_REQUIREMENT_. Quote the full listing word for word.

»»

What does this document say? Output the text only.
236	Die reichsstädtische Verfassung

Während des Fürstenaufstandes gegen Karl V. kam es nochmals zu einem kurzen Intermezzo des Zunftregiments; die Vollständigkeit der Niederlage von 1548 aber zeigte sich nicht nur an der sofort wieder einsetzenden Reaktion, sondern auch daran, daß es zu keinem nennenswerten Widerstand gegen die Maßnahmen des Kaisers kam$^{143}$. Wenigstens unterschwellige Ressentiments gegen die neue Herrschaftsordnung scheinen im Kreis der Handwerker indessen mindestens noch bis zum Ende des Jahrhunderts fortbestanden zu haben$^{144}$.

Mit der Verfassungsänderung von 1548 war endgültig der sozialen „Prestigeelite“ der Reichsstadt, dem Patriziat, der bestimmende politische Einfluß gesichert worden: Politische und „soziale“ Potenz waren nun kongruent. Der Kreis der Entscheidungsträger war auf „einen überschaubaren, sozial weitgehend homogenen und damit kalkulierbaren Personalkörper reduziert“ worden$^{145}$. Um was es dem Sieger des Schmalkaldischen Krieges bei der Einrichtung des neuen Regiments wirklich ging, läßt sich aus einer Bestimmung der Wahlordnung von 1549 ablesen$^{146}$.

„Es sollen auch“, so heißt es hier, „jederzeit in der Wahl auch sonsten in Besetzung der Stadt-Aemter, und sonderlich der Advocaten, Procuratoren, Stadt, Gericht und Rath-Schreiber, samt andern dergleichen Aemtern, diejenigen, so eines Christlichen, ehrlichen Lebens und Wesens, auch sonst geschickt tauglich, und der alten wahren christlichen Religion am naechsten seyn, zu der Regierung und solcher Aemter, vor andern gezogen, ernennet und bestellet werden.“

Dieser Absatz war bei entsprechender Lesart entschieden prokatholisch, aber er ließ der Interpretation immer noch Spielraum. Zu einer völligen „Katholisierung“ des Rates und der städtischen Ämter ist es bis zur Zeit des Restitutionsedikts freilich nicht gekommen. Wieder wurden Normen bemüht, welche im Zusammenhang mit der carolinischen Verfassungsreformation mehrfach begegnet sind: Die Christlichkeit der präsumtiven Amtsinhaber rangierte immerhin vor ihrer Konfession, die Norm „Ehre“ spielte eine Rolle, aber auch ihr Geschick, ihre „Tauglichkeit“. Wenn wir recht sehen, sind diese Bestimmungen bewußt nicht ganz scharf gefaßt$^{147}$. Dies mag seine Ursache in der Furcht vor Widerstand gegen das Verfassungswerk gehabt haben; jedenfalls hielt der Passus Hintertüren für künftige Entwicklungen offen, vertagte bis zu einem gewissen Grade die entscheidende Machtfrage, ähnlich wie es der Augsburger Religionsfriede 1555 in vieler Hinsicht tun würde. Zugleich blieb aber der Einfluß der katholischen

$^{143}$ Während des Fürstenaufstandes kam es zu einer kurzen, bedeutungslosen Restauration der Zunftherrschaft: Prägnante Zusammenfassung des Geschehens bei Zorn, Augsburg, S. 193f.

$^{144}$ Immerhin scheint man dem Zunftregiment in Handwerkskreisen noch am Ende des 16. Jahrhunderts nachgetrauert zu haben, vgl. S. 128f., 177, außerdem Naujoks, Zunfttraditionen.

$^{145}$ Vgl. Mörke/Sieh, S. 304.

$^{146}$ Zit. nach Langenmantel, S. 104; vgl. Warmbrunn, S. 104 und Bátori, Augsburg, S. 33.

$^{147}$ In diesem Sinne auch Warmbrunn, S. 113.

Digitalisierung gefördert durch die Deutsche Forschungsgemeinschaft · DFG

««

_TASK ANSWER_.
What does this document say? Output the text only.
236	Die reichsstädtische Verfassung

Während des Fürstenaufstandes gegen Karl V. kam es nochmals zu einem kurzen Intermezzo des Zunftregiments; die Vollständigkeit der Niederlage von 1548 aber zeigte sich nicht nur an der sofort wieder einsetzenden Reaktion, sondern auch daran, daß es zu keinem nennenswerten Widerstand gegen die Maßnahmen des Kaisers kam$^{143}$. Wenigstens unterschwellige Ressentiments gegen die neue Herrschaftsordnung scheinen im Kreis der Handwerker indessen mindestens noch bis zum Ende des Jahrhunderts fortbestanden zu haben$^{144}$.

Mit der Verfassungsänderung von 1548 war endgültig der sozialen „Prestigeelite“ der Reichsstadt, dem Patriziat, der bestimmende politische Einfluß gesichert worden: Politische und „soziale“ Potenz waren nun kongruent. Der Kreis der Entscheidungsträger war auf „einen überschaubaren, sozial weitgehend homogenen und damit kalkulierbaren Personalkörper reduziert“ worden$^{145}$. Um was es dem Sieger des Schmalkaldischen Krieges bei der Einrichtung des neuen Regiments wirklich ging, läßt sich aus einer Bestimmung der Wahlordnung von 1549 ablesen$^{146}$.

„Es sollen auch“, so heißt es hier, „jederzeit in der Wahl auch sonsten in Besetzung der Stadt-Aemter, und sonderlich der Advocaten, Procuratoren, Stadt, Gericht und Rath-Schreiber, samt andern dergleichen Aemtern, diejenigen, so eines Christlichen, ehrlichen Lebens und Wesens, auch sonst geschickt tauglich, und der alten wahren christlichen Religion am naechsten seyn, zu der Regierung und solcher Aemter, vor andern gezogen, ernennet und bestellet werden.“

Dieser Absatz war bei entsprechender Lesart entschieden prokatholisch, aber er ließ der Interpretation immer noch Spielraum. Zu einer völligen „Katholisierung“ des Rates und der städtischen Ämter ist es bis zur Zeit des Restitutionsedikts freilich nicht gekommen. Wieder wurden Normen bemüht, welche im Zusammenhang mit der carolinischen Verfassungsreformation mehrfach begegnet sind: Die Christlichkeit der präsumtiven Amtsinhaber rangierte immerhin vor ihrer Konfession, die Norm „Ehre“ spielte eine Rolle, aber auch ihr Geschick, ihre „Tauglichkeit“. Wenn wir recht sehen, sind diese Bestimmungen bewußt nicht ganz scharf gefaßt$^{147}$. Dies mag seine Ursache in der Furcht vor Widerstand gegen das Verfassungswerk gehabt haben; jedenfalls hielt der Passus Hintertüren für künftige Entwicklungen offen, vertagte bis zu einem gewissen Grade die entscheidende Machtfrage, ähnlich wie es der Augsburger Religionsfriede 1555 in vieler Hinsicht tun würde. Zugleich blieb aber der Einfluß der katholischen

$^{143}$ Während des Fürstenaufstandes kam es zu einer kurzen, bedeutungslosen Restauration der Zunftherrschaft: Prägnante Zusammenfassung des Geschehens bei Zorn, Augsburg, S. 193f.

$^{144}$ Immerhin scheint man dem Zunftregiment in Handwerkskreisen noch am Ende des 16. Jahrhunderts nachgetrauert zu haben, vgl. S. 128f., 177, außerdem Naujoks, Zunfttraditionen.

$^{145}$ Vgl. Mörke/Sieh, S. 304.

$^{146}$ Zit. nach Langenmantel, S. 104; vgl. Warmbrunn, S. 104 und Bátori, Augsburg, S. 33.

$^{147}$ In diesem Sinne auch Warmbrunn, S. 113.

Digitalisierung gefördert durch die Deutsche Forschungsgemeinschaft · DFG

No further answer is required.